■ WRITTEN EXERCISE
State how many lines in the records hold the word "JSON", giving the number and no other text.

[Figure dataset records]
—————

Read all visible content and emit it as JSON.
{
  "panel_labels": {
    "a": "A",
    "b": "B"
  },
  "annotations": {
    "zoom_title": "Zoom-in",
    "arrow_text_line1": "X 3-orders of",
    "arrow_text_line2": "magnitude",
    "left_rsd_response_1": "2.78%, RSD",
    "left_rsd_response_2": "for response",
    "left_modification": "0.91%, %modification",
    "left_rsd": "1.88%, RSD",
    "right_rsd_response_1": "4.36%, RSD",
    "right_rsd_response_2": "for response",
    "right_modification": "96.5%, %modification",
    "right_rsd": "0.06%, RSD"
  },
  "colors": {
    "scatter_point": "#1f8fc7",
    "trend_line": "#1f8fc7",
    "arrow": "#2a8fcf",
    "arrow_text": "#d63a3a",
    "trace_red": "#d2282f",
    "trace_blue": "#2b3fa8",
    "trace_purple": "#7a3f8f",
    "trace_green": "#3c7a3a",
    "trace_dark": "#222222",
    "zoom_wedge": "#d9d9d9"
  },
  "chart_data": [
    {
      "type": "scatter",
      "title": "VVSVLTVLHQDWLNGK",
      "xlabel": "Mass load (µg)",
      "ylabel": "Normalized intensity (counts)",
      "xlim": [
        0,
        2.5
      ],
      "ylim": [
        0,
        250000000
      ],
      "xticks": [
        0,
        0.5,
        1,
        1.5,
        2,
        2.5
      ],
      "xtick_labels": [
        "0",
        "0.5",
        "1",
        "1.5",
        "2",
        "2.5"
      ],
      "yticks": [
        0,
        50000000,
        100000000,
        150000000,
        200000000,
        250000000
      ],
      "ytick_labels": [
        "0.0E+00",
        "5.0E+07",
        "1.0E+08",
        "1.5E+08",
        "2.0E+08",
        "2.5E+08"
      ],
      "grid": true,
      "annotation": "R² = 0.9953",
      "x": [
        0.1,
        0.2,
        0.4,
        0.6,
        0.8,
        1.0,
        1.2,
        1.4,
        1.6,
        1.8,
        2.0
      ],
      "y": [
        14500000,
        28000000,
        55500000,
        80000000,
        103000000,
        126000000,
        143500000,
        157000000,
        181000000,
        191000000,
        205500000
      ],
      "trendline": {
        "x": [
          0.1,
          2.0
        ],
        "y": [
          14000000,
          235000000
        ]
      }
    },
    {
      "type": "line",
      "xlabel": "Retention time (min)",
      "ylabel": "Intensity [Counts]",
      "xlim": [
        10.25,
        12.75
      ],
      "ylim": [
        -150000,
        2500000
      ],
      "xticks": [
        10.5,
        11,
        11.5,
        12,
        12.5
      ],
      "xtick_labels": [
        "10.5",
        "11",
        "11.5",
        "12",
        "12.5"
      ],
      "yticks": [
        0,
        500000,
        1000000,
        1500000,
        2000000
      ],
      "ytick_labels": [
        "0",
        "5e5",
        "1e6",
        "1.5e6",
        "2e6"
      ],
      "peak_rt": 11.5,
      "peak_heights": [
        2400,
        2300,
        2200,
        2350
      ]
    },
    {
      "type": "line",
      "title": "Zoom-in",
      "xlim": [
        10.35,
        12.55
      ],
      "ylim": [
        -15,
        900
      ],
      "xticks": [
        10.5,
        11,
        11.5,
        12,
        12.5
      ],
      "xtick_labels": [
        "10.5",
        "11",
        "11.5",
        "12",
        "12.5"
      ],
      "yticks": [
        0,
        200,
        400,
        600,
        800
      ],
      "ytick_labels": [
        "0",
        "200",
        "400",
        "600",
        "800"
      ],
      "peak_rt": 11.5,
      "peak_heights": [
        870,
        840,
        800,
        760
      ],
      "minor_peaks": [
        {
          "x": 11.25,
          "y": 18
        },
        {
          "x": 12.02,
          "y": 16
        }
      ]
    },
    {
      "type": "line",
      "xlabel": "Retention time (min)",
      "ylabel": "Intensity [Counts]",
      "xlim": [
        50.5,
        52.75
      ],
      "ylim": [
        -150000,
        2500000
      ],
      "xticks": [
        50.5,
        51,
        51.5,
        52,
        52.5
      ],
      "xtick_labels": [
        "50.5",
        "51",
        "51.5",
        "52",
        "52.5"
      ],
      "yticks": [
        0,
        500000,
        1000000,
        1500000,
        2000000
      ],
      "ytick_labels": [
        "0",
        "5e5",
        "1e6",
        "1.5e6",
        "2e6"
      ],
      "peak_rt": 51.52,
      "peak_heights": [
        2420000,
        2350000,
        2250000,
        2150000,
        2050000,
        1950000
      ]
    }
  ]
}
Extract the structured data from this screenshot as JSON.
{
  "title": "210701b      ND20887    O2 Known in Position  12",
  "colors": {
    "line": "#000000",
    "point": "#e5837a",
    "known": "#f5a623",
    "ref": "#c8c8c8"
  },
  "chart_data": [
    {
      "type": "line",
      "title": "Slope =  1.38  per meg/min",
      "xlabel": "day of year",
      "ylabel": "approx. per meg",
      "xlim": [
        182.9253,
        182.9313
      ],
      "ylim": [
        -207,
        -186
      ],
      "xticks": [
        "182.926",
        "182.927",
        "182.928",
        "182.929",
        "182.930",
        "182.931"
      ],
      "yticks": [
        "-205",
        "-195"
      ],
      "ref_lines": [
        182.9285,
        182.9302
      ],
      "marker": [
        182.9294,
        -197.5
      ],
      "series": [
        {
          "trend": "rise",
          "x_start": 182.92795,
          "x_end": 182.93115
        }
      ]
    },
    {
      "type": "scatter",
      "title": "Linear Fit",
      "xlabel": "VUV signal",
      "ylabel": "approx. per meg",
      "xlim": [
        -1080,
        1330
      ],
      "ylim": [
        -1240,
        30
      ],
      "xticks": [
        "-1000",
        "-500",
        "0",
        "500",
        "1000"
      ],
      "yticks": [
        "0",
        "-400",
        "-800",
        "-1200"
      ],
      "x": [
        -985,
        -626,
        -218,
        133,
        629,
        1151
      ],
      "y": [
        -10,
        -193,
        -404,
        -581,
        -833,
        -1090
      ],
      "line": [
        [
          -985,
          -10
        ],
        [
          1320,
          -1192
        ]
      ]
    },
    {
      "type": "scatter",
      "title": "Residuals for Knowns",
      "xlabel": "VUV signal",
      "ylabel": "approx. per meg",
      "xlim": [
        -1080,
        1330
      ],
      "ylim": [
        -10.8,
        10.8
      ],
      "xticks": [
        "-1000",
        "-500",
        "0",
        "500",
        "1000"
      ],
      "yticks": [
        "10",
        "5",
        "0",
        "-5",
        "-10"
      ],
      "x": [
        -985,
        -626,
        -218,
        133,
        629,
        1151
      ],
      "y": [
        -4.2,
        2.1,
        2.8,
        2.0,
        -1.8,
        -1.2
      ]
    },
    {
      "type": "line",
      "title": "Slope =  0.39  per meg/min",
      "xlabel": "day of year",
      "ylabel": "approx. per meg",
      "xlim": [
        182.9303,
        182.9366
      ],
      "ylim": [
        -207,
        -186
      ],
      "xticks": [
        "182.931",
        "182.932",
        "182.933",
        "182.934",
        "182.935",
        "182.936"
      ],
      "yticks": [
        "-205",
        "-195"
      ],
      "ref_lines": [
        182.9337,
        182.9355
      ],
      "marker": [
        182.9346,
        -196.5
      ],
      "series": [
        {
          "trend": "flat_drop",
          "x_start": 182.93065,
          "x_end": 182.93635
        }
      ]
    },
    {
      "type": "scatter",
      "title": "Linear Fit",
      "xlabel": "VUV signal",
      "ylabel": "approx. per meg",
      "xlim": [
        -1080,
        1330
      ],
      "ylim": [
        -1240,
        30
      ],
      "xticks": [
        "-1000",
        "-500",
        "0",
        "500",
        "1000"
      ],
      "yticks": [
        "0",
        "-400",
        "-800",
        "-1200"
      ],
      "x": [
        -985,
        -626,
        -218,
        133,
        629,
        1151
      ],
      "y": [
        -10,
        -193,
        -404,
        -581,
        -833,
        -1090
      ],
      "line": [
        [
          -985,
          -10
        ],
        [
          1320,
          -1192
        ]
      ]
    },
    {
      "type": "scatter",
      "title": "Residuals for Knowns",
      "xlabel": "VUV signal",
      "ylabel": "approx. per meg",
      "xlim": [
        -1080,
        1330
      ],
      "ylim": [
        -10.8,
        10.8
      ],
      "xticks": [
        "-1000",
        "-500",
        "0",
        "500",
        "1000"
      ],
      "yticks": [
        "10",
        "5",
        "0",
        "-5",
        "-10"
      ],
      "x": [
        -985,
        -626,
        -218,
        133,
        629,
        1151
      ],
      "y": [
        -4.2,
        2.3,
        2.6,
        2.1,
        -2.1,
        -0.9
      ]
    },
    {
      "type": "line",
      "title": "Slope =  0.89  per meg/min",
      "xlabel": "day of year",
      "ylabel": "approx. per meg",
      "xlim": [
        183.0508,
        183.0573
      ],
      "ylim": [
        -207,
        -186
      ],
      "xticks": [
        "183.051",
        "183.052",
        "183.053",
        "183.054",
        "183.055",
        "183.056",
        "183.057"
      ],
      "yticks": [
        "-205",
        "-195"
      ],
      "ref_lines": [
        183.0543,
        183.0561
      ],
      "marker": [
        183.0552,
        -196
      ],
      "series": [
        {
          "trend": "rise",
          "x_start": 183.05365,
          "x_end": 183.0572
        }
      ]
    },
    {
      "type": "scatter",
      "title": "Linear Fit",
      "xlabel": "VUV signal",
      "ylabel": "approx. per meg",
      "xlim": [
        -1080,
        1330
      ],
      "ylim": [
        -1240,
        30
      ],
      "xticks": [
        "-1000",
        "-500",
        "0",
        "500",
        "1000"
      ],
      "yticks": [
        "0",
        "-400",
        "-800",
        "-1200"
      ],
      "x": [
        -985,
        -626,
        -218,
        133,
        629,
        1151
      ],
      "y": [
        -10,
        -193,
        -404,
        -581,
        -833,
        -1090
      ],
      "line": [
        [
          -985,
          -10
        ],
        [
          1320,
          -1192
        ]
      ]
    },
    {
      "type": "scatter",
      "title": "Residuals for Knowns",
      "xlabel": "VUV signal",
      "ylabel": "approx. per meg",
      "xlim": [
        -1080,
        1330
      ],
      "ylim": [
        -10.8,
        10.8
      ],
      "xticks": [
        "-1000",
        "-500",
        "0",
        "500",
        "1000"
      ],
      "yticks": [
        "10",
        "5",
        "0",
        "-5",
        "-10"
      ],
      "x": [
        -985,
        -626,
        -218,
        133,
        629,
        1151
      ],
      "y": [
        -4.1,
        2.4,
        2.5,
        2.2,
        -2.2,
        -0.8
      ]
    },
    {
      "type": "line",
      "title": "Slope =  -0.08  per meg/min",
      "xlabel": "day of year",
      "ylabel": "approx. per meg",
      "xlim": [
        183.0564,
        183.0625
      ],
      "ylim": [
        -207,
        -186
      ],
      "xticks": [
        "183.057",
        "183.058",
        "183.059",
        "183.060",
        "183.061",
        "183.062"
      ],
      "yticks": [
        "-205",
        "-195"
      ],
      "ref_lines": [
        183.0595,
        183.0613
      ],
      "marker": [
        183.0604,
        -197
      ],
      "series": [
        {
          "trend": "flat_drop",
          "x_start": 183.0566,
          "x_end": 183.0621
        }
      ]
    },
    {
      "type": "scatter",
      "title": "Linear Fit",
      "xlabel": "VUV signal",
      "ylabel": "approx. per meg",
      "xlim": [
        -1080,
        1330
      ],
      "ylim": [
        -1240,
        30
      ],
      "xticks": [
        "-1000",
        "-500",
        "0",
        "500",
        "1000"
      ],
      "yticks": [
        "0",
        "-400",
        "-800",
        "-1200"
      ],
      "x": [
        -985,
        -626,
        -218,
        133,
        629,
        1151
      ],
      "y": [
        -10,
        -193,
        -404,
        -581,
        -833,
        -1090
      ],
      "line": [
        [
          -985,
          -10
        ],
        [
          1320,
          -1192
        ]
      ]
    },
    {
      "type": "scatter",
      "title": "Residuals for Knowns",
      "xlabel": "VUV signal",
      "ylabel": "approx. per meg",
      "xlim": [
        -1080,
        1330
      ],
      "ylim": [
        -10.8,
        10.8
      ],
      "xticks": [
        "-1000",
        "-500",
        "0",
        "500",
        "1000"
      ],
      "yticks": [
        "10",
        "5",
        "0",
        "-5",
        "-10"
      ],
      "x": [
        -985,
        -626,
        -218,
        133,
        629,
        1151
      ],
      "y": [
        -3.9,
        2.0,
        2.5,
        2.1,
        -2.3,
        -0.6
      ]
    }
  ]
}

—————

■ FINISHED EXERCISE
2